**REQUIRED WORK**
Extract every line that contains the string "menilai".

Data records
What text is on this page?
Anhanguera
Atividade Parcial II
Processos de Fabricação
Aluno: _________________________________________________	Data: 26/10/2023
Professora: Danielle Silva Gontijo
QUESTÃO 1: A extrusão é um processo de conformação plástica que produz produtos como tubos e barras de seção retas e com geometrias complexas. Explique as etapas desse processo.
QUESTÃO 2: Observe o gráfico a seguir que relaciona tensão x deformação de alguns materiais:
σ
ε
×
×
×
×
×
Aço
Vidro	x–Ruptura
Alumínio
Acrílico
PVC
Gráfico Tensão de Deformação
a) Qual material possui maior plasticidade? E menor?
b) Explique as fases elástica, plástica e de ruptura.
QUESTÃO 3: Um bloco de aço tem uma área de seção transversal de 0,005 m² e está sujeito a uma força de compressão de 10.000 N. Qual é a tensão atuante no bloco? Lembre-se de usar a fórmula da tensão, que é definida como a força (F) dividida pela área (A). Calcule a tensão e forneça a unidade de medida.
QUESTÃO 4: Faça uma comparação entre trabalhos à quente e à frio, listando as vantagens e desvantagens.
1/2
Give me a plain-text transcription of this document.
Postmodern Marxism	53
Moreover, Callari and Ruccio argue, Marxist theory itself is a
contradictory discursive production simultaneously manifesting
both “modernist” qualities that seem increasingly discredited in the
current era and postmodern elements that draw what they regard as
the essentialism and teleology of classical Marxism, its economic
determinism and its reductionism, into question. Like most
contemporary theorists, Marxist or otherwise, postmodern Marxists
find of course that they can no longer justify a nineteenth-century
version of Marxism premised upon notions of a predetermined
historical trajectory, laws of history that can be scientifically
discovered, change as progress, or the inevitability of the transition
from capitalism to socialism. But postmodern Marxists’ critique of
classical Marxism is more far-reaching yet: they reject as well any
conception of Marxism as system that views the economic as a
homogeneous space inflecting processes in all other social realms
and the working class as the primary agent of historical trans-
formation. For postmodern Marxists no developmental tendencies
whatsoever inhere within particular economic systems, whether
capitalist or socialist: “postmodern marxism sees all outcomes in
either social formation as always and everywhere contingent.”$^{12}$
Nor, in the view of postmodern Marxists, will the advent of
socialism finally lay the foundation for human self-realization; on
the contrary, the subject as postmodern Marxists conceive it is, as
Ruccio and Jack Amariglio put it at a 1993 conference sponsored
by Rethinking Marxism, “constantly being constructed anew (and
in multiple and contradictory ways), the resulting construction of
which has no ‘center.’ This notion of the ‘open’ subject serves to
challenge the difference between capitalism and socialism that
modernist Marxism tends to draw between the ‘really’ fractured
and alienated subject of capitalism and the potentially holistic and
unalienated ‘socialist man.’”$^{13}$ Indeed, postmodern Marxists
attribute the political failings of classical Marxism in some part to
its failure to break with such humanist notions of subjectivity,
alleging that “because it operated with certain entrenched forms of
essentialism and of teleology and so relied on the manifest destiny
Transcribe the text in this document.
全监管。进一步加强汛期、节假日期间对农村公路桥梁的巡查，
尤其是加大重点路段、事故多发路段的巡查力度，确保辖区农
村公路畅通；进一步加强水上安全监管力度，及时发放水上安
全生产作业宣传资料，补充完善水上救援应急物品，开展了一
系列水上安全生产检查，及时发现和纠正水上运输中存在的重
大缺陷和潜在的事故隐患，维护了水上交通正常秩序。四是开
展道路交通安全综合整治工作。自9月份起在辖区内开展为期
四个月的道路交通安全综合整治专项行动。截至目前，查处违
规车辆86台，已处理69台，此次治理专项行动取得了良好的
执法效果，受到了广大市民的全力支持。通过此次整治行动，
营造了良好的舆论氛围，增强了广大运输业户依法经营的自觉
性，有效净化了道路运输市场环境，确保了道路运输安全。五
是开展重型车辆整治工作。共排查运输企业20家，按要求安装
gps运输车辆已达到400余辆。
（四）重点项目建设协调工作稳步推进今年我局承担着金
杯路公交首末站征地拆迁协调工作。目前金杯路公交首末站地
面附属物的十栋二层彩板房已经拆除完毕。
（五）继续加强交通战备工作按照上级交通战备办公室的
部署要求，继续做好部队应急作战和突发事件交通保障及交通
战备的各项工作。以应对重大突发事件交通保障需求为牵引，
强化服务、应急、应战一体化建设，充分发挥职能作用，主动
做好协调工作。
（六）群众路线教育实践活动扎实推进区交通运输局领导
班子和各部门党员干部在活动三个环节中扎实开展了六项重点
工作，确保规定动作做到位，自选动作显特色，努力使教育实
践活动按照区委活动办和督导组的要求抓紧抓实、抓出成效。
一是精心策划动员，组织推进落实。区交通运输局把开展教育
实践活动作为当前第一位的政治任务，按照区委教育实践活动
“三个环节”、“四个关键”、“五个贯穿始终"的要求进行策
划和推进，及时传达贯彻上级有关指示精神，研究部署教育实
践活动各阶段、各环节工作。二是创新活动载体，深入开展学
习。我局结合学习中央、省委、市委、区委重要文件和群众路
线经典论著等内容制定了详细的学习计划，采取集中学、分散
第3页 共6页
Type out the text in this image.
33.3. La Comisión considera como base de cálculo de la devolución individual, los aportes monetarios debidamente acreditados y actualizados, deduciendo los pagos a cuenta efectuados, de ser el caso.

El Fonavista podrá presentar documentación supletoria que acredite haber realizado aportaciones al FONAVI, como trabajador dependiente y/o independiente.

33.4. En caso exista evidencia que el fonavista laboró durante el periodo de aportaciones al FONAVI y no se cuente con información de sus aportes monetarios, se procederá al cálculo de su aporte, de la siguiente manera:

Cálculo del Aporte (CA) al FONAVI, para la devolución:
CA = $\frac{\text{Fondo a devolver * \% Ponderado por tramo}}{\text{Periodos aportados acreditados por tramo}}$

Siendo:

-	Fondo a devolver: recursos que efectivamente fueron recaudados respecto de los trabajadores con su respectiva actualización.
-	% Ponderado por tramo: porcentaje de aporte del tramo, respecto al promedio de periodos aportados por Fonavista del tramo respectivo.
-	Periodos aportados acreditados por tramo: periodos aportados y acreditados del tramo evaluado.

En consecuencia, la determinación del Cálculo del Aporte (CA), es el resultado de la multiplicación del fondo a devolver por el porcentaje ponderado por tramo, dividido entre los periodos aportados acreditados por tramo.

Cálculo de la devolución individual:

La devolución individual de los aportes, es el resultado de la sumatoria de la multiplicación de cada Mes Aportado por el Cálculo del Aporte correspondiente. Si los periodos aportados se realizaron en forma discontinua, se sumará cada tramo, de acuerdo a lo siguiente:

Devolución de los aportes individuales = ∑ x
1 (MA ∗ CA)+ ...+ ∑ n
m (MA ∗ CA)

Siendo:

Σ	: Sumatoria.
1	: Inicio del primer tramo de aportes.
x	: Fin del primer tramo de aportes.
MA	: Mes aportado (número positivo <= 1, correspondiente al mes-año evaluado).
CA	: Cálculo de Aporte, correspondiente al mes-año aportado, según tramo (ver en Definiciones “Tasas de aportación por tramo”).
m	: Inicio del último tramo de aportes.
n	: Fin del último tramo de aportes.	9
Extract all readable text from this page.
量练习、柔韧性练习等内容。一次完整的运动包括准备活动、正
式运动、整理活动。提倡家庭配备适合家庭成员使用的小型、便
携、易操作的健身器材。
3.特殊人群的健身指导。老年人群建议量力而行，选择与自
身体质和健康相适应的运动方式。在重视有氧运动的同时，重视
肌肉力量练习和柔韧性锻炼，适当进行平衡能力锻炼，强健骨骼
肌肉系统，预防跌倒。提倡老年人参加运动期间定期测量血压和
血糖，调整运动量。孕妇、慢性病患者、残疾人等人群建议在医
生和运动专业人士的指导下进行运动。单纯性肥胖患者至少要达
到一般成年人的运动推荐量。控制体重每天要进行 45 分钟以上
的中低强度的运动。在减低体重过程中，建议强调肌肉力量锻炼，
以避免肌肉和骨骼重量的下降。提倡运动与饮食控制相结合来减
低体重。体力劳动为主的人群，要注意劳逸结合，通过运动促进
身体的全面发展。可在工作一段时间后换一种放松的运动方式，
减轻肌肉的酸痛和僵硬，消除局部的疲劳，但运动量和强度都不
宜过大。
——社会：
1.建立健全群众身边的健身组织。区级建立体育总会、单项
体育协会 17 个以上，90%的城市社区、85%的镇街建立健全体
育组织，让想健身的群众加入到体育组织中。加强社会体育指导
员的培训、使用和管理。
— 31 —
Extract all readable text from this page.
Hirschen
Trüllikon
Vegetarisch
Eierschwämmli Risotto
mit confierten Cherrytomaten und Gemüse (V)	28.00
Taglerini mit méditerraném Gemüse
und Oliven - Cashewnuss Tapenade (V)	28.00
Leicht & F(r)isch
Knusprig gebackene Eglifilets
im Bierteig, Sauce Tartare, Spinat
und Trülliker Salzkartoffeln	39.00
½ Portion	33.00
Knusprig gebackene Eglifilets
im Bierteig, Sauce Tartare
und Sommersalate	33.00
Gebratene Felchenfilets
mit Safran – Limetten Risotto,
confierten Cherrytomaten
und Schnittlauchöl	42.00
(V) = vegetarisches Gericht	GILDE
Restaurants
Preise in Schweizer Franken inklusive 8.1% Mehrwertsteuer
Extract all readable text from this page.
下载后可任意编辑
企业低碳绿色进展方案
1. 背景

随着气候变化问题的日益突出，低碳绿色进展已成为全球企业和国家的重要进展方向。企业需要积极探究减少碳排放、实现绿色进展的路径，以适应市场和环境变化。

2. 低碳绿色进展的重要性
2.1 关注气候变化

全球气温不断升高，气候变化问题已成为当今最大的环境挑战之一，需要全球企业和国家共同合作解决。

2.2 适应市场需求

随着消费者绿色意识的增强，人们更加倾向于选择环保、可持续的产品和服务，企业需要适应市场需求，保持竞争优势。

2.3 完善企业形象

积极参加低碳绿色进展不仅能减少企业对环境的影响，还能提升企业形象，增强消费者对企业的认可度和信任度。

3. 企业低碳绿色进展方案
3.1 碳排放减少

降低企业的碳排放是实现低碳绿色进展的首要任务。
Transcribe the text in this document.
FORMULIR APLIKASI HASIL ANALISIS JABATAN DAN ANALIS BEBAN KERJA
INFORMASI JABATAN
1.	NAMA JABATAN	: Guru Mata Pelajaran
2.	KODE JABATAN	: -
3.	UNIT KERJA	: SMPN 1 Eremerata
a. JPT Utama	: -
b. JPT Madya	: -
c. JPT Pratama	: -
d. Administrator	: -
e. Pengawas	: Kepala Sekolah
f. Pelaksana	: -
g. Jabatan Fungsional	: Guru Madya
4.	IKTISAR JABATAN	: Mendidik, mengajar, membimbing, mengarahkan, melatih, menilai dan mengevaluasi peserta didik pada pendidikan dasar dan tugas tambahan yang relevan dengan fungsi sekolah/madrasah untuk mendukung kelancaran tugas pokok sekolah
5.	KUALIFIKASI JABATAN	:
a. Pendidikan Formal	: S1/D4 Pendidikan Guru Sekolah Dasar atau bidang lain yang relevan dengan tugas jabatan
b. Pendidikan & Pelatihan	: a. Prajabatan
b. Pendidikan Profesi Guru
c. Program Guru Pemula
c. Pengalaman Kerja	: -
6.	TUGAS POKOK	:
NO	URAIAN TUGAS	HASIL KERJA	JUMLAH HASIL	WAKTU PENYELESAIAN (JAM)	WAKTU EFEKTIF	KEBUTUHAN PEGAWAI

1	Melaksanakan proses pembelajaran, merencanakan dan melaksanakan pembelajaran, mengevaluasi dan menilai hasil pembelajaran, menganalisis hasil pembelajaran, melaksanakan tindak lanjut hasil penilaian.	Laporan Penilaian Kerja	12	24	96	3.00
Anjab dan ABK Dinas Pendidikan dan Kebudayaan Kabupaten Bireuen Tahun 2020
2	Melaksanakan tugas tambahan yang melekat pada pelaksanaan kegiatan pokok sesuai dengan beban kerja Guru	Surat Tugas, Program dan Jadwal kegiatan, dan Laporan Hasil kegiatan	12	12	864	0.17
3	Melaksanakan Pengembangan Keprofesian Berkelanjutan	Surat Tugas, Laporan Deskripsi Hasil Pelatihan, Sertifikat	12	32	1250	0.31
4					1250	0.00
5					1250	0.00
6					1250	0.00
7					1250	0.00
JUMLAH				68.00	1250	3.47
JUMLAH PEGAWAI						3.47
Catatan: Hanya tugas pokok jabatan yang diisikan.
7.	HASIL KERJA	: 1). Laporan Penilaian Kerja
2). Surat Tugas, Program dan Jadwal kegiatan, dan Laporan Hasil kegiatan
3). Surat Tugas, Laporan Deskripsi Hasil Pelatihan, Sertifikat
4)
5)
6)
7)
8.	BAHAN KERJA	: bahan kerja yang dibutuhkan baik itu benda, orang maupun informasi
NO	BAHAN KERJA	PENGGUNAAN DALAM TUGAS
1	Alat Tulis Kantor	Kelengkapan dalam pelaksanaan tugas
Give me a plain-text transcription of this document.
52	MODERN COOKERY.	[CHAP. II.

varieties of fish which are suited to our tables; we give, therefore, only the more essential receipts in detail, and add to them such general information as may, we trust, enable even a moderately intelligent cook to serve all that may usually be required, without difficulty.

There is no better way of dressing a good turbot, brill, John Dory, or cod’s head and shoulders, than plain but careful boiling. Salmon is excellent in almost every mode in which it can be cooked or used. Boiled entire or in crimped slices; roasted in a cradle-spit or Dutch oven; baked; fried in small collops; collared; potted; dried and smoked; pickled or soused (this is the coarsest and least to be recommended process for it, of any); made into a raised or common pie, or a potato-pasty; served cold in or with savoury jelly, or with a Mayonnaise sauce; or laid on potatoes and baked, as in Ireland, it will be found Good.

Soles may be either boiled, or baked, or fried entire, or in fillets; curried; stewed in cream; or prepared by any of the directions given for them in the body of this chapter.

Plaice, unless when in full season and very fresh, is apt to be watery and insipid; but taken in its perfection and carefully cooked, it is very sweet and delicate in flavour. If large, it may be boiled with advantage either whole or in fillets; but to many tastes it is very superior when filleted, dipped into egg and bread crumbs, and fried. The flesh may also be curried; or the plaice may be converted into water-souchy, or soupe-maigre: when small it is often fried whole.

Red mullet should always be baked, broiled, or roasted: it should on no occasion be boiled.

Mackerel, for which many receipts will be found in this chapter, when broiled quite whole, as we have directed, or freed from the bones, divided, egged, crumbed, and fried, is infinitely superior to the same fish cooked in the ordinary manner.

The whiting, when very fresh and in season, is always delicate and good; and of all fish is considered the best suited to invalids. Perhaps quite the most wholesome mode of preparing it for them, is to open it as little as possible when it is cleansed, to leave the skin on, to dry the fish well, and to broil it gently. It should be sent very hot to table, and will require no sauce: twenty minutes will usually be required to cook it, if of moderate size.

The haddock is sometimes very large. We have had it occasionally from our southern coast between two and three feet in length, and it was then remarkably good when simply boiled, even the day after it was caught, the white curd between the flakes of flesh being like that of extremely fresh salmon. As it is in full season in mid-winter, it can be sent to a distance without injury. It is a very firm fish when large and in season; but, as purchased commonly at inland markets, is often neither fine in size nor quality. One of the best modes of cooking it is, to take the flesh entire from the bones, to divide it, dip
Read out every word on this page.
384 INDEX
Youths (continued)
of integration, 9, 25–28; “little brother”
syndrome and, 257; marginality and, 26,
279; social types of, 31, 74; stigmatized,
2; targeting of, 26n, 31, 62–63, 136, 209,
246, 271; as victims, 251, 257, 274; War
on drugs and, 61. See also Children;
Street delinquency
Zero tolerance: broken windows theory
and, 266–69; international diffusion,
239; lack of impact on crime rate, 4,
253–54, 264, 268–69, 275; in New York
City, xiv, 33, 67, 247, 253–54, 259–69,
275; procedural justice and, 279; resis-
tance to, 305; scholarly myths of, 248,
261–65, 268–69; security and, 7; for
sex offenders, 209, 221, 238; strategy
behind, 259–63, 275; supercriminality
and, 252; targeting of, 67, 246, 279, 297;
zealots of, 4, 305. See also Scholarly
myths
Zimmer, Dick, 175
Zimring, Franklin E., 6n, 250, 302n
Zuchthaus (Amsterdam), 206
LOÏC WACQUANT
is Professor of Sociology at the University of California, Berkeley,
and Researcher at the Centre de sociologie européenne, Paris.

**CORRECT OUTPUT**
4.	IKTISAR JABATAN	: Mendidik, mengajar, membimbing, mengarahkan, melatih, menilai dan mengevaluasi peserta didik pada pendidikan dasar dan tugas tambahan yang relevan dengan fungsi sekolah/madrasah untuk mendukung kelancaran tugas pokok sekolah
1	Melaksanakan proses pembelajaran, merencanakan dan melaksanakan pembelajaran, mengevaluasi dan menilai hasil pembelajaran, menganalisis hasil pembelajaran, melaksanakan tindak lanjut hasil penilaian.	Laporan Penilaian Kerja	12	24	96	3.00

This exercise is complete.